__Written instruction__. Only lines with the word "如图所示" are needed; collect each of them from the listing below.

--- begin Source material ---

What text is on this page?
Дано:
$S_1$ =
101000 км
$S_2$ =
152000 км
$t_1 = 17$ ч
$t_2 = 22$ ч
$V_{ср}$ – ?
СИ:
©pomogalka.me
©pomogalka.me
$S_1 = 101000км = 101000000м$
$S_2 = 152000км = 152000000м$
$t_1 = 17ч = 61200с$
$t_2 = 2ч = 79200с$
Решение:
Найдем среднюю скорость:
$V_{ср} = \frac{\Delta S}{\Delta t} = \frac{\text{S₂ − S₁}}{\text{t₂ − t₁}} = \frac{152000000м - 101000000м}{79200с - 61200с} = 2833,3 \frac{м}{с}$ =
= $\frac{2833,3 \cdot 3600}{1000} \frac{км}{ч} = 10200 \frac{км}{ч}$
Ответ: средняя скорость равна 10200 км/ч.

--- end Source material ---
--- begin Source material ---

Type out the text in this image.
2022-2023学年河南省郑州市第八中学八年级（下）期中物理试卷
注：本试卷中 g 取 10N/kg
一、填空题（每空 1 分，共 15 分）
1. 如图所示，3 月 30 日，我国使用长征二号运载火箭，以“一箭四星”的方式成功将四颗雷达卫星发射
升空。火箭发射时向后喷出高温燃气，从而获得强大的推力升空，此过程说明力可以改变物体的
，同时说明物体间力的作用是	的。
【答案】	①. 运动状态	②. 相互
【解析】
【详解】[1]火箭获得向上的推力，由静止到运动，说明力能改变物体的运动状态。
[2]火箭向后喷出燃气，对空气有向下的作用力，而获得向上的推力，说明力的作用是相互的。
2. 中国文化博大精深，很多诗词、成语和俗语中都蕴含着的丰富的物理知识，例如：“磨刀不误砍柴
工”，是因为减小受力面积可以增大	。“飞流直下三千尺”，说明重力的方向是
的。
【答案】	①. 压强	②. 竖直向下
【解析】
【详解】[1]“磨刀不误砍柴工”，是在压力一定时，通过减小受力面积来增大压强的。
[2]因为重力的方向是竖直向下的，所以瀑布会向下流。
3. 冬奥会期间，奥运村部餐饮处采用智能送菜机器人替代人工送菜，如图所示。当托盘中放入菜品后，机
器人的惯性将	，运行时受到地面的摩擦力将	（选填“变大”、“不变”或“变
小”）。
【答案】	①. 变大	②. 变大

--- end Source material ---
--- begin Source material ---

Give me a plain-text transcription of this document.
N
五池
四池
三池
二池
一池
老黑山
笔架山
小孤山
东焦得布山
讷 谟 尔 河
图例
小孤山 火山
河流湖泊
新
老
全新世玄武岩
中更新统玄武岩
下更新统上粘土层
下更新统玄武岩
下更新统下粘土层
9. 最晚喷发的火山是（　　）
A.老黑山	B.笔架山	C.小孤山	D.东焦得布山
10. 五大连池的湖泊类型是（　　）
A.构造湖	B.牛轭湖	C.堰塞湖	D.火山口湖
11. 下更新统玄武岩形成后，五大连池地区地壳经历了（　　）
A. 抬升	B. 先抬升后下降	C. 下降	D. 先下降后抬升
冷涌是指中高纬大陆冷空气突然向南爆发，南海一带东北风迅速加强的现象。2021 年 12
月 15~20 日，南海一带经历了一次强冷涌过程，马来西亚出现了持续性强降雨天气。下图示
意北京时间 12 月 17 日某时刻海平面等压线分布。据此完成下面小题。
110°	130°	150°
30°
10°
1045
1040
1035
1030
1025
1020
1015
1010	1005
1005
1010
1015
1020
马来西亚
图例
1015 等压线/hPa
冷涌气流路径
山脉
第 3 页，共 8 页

--- end Source material ---

__Answer to this exercise__.
1. 如图所示，3 月 30 日，我国使用长征二号运载火箭，以“一箭四星”的方式成功将四颗雷达卫星发射
3. 冬奥会期间，奥运村部餐饮处采用智能送菜机器人替代人工送菜，如图所示。当托盘中放入菜品后，机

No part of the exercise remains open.